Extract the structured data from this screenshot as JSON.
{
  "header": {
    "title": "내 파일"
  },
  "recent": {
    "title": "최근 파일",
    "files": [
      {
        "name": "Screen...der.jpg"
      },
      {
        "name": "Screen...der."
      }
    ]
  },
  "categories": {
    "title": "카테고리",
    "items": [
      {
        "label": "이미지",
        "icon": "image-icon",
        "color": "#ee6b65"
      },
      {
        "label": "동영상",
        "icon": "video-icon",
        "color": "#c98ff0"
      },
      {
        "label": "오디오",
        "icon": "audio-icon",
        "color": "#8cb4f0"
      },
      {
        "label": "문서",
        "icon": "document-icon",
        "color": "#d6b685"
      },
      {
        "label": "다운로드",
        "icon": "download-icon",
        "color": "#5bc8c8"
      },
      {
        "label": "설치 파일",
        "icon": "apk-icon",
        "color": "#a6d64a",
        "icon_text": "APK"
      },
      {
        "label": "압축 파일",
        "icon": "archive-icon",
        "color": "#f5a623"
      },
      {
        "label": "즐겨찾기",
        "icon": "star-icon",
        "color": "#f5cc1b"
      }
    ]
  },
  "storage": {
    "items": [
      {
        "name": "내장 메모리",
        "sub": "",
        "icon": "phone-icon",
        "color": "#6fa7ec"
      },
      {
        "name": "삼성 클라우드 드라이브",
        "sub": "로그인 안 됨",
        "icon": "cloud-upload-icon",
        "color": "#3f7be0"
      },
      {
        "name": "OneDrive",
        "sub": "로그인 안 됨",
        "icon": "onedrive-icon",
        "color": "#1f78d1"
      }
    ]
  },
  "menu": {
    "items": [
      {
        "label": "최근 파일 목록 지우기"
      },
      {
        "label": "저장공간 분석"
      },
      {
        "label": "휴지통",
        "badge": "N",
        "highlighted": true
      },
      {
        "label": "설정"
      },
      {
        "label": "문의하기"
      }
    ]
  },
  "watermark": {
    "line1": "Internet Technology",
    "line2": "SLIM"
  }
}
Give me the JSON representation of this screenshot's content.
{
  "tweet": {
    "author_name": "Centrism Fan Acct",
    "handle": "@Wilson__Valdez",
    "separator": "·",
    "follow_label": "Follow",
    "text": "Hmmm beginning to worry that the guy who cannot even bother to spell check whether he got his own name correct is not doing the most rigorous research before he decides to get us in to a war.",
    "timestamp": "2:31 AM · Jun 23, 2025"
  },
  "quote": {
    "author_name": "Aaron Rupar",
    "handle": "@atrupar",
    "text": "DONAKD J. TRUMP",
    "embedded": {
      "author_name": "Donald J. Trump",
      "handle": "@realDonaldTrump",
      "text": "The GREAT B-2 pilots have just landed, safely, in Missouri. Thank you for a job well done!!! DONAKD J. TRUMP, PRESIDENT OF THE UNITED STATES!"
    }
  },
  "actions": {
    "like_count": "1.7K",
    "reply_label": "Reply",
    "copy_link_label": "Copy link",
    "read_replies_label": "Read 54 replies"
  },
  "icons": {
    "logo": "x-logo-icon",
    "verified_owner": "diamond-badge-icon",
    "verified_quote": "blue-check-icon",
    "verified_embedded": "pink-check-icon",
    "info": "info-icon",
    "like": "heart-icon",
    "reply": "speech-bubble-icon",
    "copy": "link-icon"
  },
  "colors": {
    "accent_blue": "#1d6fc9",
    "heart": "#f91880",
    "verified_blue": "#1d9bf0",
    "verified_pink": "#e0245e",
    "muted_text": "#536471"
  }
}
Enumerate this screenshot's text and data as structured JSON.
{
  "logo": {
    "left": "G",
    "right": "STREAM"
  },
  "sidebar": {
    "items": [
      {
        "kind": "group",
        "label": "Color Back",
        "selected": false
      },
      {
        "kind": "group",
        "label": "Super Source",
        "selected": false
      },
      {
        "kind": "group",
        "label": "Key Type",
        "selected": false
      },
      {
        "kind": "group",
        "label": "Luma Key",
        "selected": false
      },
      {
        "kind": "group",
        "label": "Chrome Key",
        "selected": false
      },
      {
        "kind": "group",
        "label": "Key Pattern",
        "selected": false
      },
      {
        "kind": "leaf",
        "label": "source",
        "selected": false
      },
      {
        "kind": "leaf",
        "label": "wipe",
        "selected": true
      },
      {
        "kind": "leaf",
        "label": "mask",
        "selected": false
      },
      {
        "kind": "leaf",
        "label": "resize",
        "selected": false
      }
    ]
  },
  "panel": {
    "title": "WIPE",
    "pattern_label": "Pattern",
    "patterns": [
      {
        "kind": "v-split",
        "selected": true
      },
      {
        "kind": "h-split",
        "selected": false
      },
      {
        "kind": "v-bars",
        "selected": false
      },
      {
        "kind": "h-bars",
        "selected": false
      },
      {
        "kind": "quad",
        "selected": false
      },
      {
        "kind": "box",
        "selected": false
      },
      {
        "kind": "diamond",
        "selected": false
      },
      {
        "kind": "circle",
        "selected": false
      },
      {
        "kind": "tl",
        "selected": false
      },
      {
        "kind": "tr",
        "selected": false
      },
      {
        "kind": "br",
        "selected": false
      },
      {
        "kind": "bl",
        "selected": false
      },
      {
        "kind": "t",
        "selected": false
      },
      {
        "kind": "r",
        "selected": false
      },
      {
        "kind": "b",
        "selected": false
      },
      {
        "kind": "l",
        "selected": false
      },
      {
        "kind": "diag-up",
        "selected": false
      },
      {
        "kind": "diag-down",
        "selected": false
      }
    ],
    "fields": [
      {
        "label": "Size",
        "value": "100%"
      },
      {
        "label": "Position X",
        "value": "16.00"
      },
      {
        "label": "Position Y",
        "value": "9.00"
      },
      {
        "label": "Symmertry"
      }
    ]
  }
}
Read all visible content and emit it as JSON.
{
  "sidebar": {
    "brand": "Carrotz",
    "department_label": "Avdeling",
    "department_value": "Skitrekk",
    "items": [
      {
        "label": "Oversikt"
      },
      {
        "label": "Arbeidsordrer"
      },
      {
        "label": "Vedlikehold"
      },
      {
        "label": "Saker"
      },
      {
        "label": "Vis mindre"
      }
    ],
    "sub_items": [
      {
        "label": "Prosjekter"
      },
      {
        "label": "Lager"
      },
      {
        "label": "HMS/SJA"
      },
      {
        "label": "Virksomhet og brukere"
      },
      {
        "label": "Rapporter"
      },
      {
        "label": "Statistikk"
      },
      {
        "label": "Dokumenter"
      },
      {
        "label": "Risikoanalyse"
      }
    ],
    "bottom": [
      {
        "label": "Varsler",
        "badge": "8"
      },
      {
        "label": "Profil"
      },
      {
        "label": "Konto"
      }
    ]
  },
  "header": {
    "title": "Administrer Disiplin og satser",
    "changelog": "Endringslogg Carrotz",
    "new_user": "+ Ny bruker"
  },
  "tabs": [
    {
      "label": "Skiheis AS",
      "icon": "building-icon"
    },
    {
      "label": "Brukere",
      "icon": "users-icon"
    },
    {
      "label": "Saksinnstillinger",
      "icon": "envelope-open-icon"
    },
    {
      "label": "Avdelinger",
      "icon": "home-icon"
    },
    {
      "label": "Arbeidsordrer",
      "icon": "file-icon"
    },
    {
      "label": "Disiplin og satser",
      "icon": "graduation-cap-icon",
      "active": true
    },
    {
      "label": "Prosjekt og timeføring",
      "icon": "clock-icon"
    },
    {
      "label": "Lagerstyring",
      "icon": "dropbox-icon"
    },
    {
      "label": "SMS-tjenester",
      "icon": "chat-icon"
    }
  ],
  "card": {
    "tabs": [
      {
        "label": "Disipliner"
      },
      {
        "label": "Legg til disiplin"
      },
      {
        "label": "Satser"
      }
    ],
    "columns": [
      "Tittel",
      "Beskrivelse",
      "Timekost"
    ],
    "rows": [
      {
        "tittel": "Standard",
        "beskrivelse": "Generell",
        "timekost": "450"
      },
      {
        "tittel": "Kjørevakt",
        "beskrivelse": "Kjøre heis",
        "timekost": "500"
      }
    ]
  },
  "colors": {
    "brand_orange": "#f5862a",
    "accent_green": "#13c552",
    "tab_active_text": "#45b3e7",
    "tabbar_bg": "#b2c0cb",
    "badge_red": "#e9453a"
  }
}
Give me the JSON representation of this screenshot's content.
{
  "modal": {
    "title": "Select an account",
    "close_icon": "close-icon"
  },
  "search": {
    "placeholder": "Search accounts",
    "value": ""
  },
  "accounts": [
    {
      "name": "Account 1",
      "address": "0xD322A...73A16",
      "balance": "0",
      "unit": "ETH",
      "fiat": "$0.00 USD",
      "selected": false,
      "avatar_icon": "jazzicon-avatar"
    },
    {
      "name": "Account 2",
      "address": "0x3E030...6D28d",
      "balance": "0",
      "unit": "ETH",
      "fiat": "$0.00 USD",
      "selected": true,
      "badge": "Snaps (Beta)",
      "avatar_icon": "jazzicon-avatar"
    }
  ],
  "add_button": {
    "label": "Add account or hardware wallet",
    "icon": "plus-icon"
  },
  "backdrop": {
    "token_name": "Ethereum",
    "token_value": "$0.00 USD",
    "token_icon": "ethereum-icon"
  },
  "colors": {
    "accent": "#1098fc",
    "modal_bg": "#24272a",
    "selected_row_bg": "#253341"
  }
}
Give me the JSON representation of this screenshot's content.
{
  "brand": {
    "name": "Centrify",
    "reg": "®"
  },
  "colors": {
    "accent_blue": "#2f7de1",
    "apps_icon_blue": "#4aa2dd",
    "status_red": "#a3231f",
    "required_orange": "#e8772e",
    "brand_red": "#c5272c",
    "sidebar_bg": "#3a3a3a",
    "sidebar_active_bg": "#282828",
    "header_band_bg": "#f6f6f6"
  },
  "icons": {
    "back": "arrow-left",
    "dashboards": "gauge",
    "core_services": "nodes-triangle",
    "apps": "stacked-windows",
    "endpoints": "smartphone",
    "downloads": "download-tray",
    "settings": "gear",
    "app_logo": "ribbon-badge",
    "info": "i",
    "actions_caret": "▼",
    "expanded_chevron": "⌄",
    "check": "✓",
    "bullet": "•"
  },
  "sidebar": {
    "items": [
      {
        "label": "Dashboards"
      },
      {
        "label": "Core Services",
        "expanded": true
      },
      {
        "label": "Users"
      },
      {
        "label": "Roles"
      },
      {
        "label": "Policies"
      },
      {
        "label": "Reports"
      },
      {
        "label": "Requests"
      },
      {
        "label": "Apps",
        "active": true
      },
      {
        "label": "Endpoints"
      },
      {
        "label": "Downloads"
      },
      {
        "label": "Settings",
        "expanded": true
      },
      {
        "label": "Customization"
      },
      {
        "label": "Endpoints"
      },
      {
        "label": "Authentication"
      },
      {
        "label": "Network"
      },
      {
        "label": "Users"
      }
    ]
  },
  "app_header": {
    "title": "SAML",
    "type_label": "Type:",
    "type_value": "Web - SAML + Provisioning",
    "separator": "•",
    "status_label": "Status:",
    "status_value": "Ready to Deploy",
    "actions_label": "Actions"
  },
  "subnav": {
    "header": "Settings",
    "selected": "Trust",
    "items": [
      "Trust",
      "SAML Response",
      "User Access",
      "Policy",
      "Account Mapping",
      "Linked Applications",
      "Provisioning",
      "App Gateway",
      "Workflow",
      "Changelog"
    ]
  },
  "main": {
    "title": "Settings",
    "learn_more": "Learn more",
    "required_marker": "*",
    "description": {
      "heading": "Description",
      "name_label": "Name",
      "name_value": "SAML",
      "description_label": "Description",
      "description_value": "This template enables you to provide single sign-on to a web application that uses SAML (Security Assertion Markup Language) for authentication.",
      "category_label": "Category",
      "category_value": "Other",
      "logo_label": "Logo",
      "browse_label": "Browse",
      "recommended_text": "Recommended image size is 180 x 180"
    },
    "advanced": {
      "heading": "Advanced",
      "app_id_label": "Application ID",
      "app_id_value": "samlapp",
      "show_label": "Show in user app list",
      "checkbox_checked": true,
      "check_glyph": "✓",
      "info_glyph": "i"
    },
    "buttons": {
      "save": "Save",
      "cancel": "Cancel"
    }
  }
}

--------------------------------------------------

-- TASK REQUIREMENTS --
Select all lines with the word "DONAKD" from the entries above.

-- EXERCISE ANSWER --
    "text": "DONAKD J. TRUMP",
      "text": "The GREAT B-2 pilots have just landed, safely, in Missouri. Thank you for a job well done!!! DONAKD J. TRUMP, PRESIDENT OF THE UNITED STATES!"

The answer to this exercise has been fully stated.